REQUIREMENT >> Write out the full set of records exactly. Any pictures in them do not belong in the copy.

RECORDS FOR THIS EXERCISE >>
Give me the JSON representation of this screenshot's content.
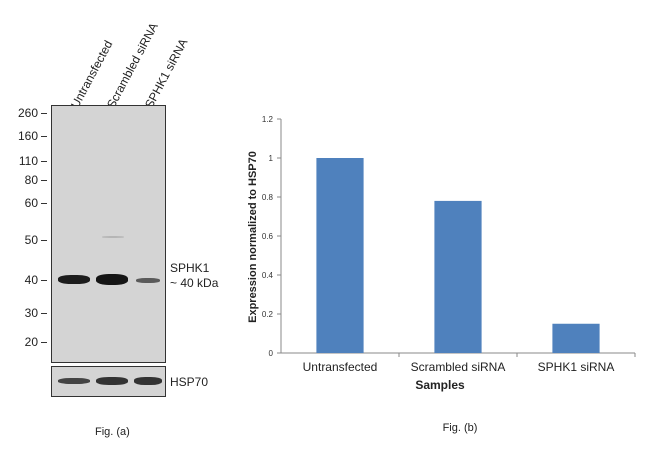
{
  "figure_a": {
    "lanes": [
      "Untransfected",
      "Scrambled siRNA",
      "SPHK1 siRNA"
    ],
    "markers": [
      "260",
      "160",
      "110",
      "80",
      "60",
      "50",
      "40",
      "30",
      "20"
    ],
    "target_label": "SPHK1",
    "target_size": "~ 40 kDa",
    "control_label": "HSP70",
    "caption": "Fig. (a)"
  },
  "chart_data": {
    "type": "bar",
    "categories": [
      "Untransfected",
      "Scrambled siRNA",
      "SPHK1 siRNA"
    ],
    "values": [
      1.0,
      0.78,
      0.15
    ],
    "xlabel": "Samples",
    "ylabel": "Expression normalized to HSP70",
    "ylim": [
      0,
      1.2
    ],
    "yticks": [
      "0",
      "0.2",
      "0.4",
      "0.6",
      "0.8",
      "1",
      "1.2"
    ],
    "grid": false,
    "bar_color": "#4f81bd",
    "caption": "Fig. (b)"
  }
}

ANSWER TO THE TASK >>
Give me the JSON representation of this screenshot's content.
{
  "figure_a": {
    "lanes": [
      "Untransfected",
      "Scrambled siRNA",
      "SPHK1 siRNA"
    ],
    "markers": [
      "260",
      "160",
      "110",
      "80",
      "60",
      "50",
      "40",
      "30",
      "20"
    ],
    "target_label": "SPHK1",
    "target_size": "~ 40 kDa",
    "control_label": "HSP70",
    "caption": "Fig. (a)"
  },
  "chart_data": {
    "type": "bar",
    "categories": [
      "Untransfected",
      "Scrambled siRNA",
      "SPHK1 siRNA"
    ],
    "values": [
      1.0,
      0.78,
      0.15
    ],
    "xlabel": "Samples",
    "ylabel": "Expression normalized to HSP70",
    "ylim": [
      0,
      1.2
    ],
    "yticks": [
      "0",
      "0.2",
      "0.4",
      "0.6",
      "0.8",
      "1",
      "1.2"
    ],
    "grid": false,
    "bar_color": "#4f81bd",
    "caption": "Fig. (b)"
  }
}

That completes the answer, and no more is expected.